Listed records
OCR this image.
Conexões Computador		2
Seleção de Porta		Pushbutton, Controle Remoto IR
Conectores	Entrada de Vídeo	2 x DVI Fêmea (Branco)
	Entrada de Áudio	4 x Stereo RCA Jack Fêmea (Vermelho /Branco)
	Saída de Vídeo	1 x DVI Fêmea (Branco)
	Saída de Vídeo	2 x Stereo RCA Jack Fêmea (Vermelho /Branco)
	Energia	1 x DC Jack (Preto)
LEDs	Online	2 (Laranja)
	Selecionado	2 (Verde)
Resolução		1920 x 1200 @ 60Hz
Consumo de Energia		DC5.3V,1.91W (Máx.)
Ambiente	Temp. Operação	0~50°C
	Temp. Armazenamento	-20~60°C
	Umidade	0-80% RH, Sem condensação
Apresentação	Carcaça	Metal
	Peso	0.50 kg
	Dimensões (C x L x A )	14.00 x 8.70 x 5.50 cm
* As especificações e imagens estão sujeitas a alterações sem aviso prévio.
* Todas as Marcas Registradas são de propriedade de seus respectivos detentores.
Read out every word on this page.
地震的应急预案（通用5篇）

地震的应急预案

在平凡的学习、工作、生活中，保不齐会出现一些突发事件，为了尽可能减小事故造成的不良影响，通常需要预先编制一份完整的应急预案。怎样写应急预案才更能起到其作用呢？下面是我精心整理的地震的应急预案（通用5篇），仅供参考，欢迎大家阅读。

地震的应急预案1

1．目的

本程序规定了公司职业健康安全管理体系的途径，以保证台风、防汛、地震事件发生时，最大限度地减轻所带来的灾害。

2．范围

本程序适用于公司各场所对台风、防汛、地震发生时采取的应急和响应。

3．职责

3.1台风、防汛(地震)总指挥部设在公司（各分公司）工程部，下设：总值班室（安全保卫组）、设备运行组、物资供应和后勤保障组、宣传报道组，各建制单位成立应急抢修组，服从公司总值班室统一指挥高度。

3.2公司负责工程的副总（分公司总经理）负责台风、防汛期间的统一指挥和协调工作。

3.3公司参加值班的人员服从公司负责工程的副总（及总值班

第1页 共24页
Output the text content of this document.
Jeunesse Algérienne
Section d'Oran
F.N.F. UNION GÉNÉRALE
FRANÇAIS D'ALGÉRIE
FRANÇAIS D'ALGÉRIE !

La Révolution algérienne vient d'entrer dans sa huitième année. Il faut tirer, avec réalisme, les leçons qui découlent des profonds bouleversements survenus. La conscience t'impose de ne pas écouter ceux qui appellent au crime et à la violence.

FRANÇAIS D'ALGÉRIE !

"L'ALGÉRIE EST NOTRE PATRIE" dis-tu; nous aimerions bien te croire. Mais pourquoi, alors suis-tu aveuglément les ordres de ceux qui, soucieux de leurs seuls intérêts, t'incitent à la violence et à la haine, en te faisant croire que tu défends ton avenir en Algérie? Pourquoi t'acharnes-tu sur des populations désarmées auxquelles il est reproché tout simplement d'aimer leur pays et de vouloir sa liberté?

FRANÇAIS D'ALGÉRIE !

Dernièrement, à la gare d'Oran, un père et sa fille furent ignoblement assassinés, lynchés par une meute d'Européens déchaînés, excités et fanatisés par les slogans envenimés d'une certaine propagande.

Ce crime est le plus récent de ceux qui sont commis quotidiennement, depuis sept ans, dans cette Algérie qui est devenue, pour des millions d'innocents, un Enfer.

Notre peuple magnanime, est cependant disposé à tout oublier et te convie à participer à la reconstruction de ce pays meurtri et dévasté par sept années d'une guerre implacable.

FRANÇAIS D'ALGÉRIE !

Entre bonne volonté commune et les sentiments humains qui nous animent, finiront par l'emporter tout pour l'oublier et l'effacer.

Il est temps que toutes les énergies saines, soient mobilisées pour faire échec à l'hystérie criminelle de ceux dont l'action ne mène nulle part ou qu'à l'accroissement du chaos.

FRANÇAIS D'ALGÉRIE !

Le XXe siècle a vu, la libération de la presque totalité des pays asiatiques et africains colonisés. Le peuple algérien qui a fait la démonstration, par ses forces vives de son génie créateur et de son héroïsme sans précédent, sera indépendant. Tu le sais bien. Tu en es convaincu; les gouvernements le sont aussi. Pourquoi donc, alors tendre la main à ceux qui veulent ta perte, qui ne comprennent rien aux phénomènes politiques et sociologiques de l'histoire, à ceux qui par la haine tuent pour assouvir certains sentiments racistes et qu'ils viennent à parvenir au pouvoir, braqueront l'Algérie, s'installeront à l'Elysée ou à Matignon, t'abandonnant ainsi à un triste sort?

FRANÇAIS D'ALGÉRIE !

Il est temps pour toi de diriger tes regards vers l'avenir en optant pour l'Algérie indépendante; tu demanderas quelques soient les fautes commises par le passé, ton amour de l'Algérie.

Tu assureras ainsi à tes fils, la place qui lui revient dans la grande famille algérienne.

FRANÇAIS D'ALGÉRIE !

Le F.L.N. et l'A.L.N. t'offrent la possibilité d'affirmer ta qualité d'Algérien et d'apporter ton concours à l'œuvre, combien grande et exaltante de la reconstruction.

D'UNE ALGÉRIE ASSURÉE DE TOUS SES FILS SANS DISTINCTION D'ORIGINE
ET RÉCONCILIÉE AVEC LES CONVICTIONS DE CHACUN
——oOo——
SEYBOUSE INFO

What you are asked to do
Write out every entry above, word for word.

Full response
OCR this image.
Conexões Computador		2
Seleção de Porta		Pushbutton, Controle Remoto IR
Conectores	Entrada de Vídeo	2 x DVI Fêmea (Branco)
	Entrada de Áudio	4 x Stereo RCA Jack Fêmea (Vermelho /Branco)
	Saída de Vídeo	1 x DVI Fêmea (Branco)
	Saída de Vídeo	2 x Stereo RCA Jack Fêmea (Vermelho /Branco)
	Energia	1 x DC Jack (Preto)
LEDs	Online	2 (Laranja)
	Selecionado	2 (Verde)
Resolução		1920 x 1200 @ 60Hz
Consumo de Energia		DC5.3V,1.91W (Máx.)
Ambiente	Temp. Operação	0~50°C
	Temp. Armazenamento	-20~60°C
	Umidade	0-80% RH, Sem condensação
Apresentação	Carcaça	Metal
	Peso	0.50 kg
	Dimensões (C x L x A )	14.00 x 8.70 x 5.50 cm
* As especificações e imagens estão sujeitas a alterações sem aviso prévio.
* Todas as Marcas Registradas são de propriedade de seus respectivos detentores.
Read out every word on this page.
地震的应急预案（通用5篇）

地震的应急预案

在平凡的学习、工作、生活中，保不齐会出现一些突发事件，为了尽可能减小事故造成的不良影响，通常需要预先编制一份完整的应急预案。怎样写应急预案才更能起到其作用呢？下面是我精心整理的地震的应急预案（通用5篇），仅供参考，欢迎大家阅读。

地震的应急预案1

1．目的

本程序规定了公司职业健康安全管理体系的途径，以保证台风、防汛、地震事件发生时，最大限度地减轻所带来的灾害。

2．范围

本程序适用于公司各场所对台风、防汛、地震发生时采取的应急和响应。

3．职责

3.1台风、防汛(地震)总指挥部设在公司（各分公司）工程部，下设：总值班室（安全保卫组）、设备运行组、物资供应和后勤保障组、宣传报道组，各建制单位成立应急抢修组，服从公司总值班室统一指挥高度。

3.2公司负责工程的副总（分公司总经理）负责台风、防汛期间的统一指挥和协调工作。

3.3公司参加值班的人员服从公司负责工程的副总（及总值班

第1页 共24页
Output the text content of this document.
Jeunesse Algérienne
Section d'Oran
F.N.F. UNION GÉNÉRALE
FRANÇAIS D'ALGÉRIE
FRANÇAIS D'ALGÉRIE !

La Révolution algérienne vient d'entrer dans sa huitième année. Il faut tirer, avec réalisme, les leçons qui découlent des profonds bouleversements survenus. La conscience t'impose de ne pas écouter ceux qui appellent au crime et à la violence.

FRANÇAIS D'ALGÉRIE !

"L'ALGÉRIE EST NOTRE PATRIE" dis-tu; nous aimerions bien te croire. Mais pourquoi, alors suis-tu aveuglément les ordres de ceux qui, soucieux de leurs seuls intérêts, t'incitent à la violence et à la haine, en te faisant croire que tu défends ton avenir en Algérie? Pourquoi t'acharnes-tu sur des populations désarmées auxquelles il est reproché tout simplement d'aimer leur pays et de vouloir sa liberté?

FRANÇAIS D'ALGÉRIE !

Dernièrement, à la gare d'Oran, un père et sa fille furent ignoblement assassinés, lynchés par une meute d'Européens déchaînés, excités et fanatisés par les slogans envenimés d'une certaine propagande.

Ce crime est le plus récent de ceux qui sont commis quotidiennement, depuis sept ans, dans cette Algérie qui est devenue, pour des millions d'innocents, un Enfer.

Notre peuple magnanime, est cependant disposé à tout oublier et te convie à participer à la reconstruction de ce pays meurtri et dévasté par sept années d'une guerre implacable.

FRANÇAIS D'ALGÉRIE !

Entre bonne volonté commune et les sentiments humains qui nous animent, finiront par l'emporter tout pour l'oublier et l'effacer.

Il est temps que toutes les énergies saines, soient mobilisées pour faire échec à l'hystérie criminelle de ceux dont l'action ne mène nulle part ou qu'à l'accroissement du chaos.

FRANÇAIS D'ALGÉRIE !

Le XXe siècle a vu, la libération de la presque totalité des pays asiatiques et africains colonisés. Le peuple algérien qui a fait la démonstration, par ses forces vives de son génie créateur et de son héroïsme sans précédent, sera indépendant. Tu le sais bien. Tu en es convaincu; les gouvernements le sont aussi. Pourquoi donc, alors tendre la main à ceux qui veulent ta perte, qui ne comprennent rien aux phénomènes politiques et sociologiques de l'histoire, à ceux qui par la haine tuent pour assouvir certains sentiments racistes et qu'ils viennent à parvenir au pouvoir, braqueront l'Algérie, s'installeront à l'Elysée ou à Matignon, t'abandonnant ainsi à un triste sort?

FRANÇAIS D'ALGÉRIE !

Il est temps pour toi de diriger tes regards vers l'avenir en optant pour l'Algérie indépendante; tu demanderas quelques soient les fautes commises par le passé, ton amour de l'Algérie.

Tu assureras ainsi à tes fils, la place qui lui revient dans la grande famille algérienne.

FRANÇAIS D'ALGÉRIE !

Le F.L.N. et l'A.L.N. t'offrent la possibilité d'affirmer ta qualité d'Algérien et d'apporter ton concours à l'œuvre, combien grande et exaltante de la reconstruction.

D'UNE ALGÉRIE ASSURÉE DE TOUS SES FILS SANS DISTINCTION D'ORIGINE
ET RÉCONCILIÉE AVEC LES CONVICTIONS DE CHACUN
——oOo——
SEYBOUSE INFO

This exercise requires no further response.